> Instructions for the task
Determine how many lines contain the string "τοὺς". Respond with that number and nothing more.
--- Start ---
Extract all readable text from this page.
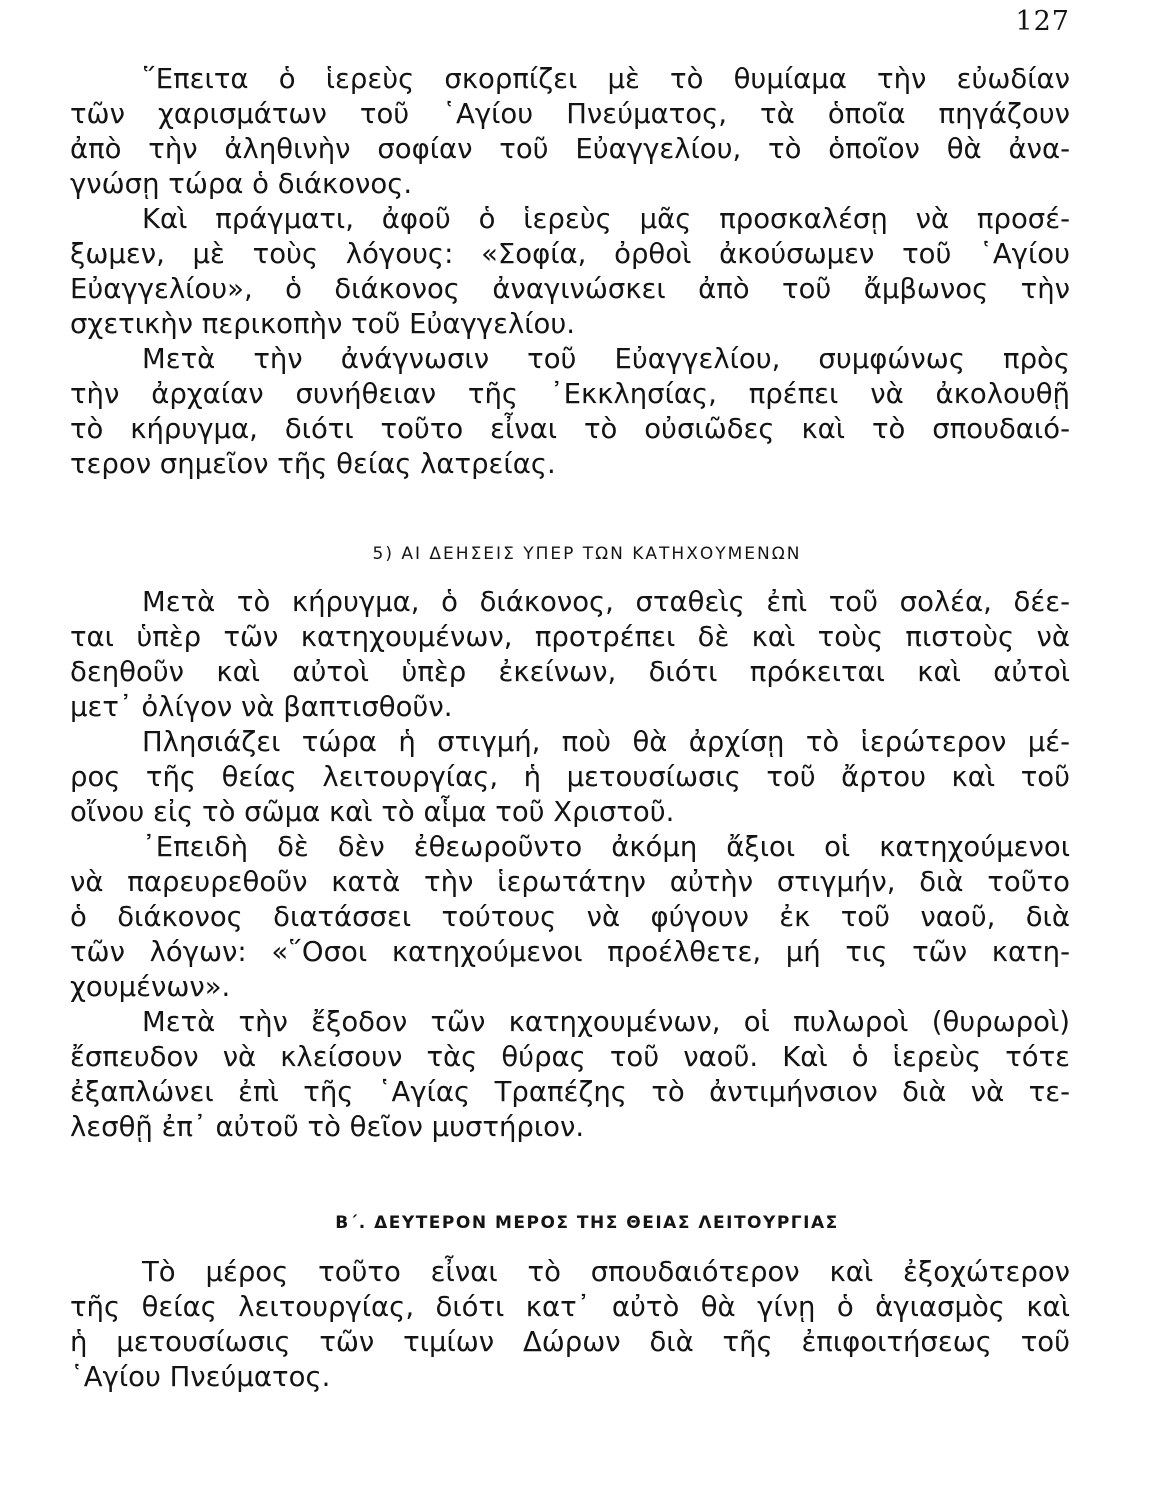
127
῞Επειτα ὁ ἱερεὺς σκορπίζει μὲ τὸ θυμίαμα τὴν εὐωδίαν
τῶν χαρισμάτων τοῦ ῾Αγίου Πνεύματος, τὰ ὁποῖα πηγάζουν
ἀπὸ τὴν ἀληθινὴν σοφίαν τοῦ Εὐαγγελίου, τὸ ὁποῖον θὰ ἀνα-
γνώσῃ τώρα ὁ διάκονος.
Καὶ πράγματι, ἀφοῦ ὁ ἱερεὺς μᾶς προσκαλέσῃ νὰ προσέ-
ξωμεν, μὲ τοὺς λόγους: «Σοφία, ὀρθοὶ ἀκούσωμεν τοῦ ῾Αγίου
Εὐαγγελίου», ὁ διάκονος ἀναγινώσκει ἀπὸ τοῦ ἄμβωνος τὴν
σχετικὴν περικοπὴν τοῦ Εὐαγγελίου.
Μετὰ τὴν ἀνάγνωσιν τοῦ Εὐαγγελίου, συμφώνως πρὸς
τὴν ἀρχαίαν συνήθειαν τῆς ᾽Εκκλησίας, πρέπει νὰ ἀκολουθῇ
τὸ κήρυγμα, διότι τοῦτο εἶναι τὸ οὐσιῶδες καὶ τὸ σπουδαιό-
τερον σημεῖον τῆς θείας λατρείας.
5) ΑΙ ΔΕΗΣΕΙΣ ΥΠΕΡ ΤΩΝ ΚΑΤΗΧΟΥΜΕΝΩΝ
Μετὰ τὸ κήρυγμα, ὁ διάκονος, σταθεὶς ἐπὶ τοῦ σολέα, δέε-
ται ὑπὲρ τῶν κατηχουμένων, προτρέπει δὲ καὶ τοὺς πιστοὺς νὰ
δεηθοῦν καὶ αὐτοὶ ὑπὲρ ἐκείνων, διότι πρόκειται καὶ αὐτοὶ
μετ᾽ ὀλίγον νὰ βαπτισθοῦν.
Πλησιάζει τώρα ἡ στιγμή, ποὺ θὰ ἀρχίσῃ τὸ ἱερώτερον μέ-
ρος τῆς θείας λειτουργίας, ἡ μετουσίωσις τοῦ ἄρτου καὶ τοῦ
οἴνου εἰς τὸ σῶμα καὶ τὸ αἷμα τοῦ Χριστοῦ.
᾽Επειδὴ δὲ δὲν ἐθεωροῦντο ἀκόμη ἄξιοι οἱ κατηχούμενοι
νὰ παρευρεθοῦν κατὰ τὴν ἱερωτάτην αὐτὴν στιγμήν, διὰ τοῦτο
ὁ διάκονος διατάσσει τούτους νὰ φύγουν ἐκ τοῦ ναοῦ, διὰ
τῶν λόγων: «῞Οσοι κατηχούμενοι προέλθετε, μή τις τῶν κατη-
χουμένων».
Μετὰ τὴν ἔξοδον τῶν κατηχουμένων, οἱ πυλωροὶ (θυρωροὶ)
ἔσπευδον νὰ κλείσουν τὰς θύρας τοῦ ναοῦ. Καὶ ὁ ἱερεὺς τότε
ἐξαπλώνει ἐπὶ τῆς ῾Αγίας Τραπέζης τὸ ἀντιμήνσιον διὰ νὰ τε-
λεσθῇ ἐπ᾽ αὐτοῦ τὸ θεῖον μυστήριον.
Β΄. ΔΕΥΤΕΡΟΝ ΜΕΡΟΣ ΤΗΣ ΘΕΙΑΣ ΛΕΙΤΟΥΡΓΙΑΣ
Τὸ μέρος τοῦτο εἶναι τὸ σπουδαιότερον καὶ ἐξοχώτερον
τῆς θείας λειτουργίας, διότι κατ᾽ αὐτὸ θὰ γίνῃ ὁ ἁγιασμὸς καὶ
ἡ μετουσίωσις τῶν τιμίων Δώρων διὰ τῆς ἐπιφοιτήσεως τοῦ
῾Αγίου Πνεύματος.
--- End ---
--- Start ---
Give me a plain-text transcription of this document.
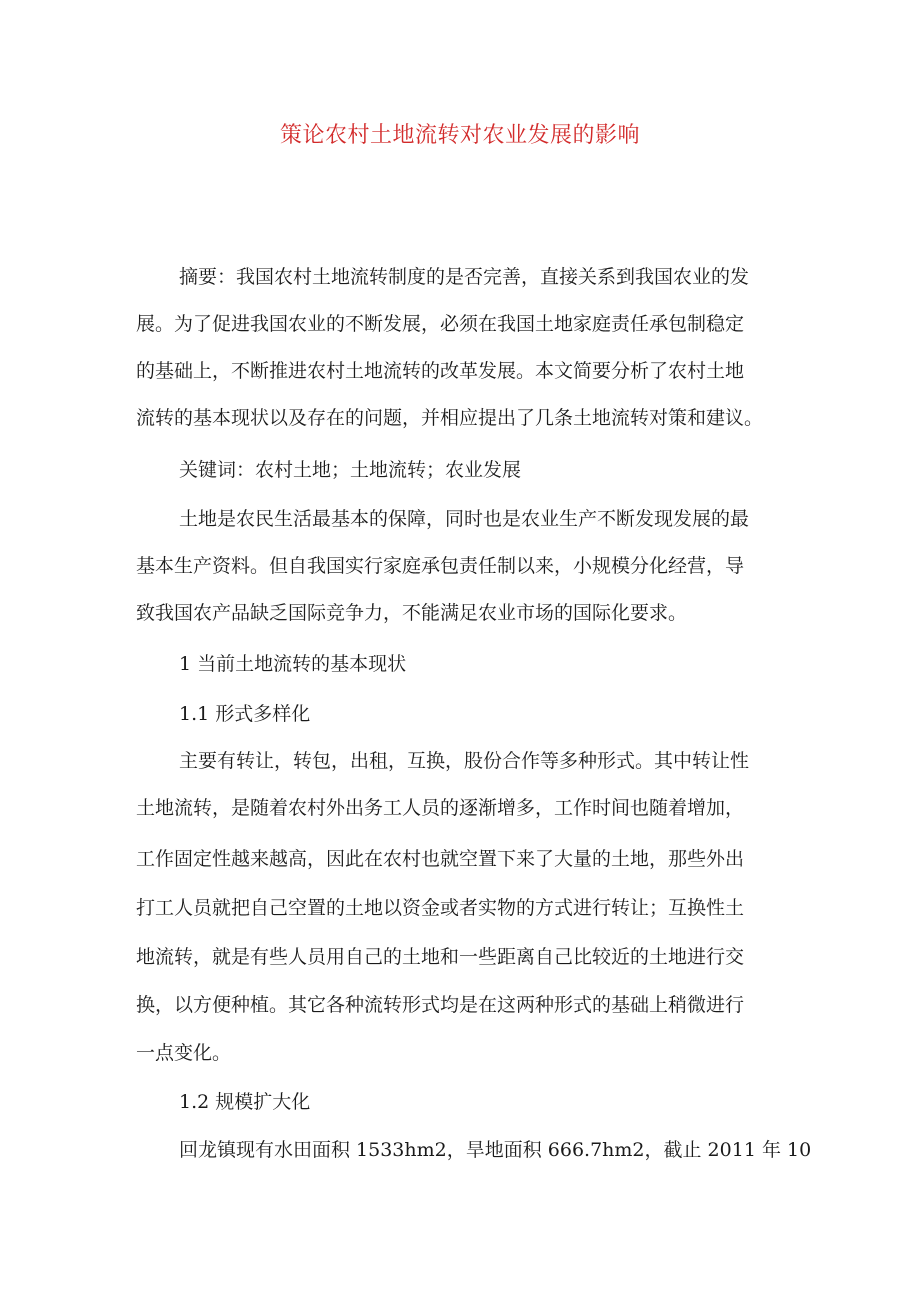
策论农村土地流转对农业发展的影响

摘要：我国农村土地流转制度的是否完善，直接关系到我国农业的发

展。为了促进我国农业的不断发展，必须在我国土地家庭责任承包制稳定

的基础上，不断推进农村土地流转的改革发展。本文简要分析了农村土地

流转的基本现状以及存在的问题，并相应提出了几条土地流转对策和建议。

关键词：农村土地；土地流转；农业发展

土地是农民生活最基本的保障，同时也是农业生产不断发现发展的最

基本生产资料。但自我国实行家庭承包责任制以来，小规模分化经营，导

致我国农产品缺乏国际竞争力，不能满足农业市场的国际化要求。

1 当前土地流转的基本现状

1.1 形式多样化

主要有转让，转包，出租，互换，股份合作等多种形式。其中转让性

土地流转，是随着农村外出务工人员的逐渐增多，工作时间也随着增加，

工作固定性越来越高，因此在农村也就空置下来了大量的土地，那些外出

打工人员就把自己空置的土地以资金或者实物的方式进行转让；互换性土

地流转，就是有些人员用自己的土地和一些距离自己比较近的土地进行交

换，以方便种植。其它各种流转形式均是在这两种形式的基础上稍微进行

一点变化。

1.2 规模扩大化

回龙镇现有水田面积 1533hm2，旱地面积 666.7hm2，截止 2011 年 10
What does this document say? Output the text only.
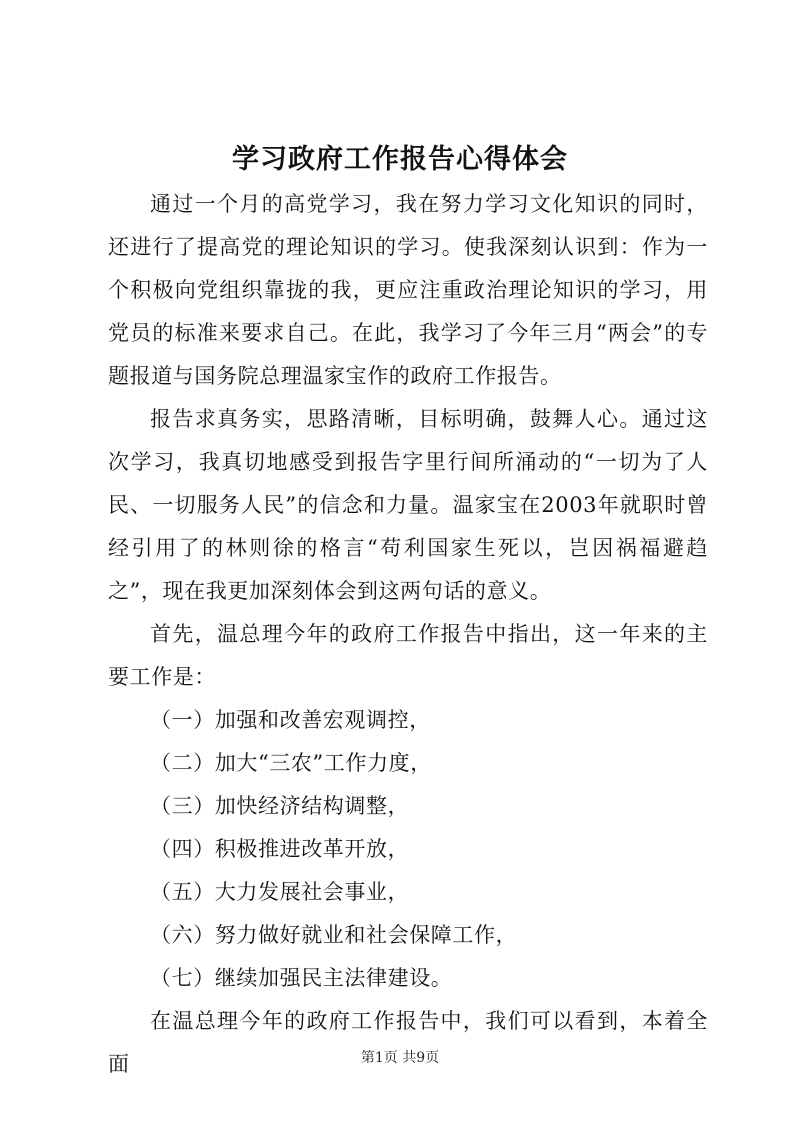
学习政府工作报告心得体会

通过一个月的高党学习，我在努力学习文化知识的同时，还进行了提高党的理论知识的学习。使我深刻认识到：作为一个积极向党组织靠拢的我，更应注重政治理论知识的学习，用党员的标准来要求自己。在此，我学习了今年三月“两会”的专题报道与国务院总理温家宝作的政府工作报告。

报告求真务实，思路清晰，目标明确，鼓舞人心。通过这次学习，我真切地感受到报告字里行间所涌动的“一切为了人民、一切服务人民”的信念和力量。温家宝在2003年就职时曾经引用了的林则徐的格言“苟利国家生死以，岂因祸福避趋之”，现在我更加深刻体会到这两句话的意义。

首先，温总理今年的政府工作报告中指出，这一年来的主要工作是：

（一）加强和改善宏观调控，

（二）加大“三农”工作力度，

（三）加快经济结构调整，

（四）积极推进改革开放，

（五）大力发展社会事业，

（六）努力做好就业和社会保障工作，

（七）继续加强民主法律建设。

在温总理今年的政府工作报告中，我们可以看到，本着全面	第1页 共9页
--- End ---
> Full output
2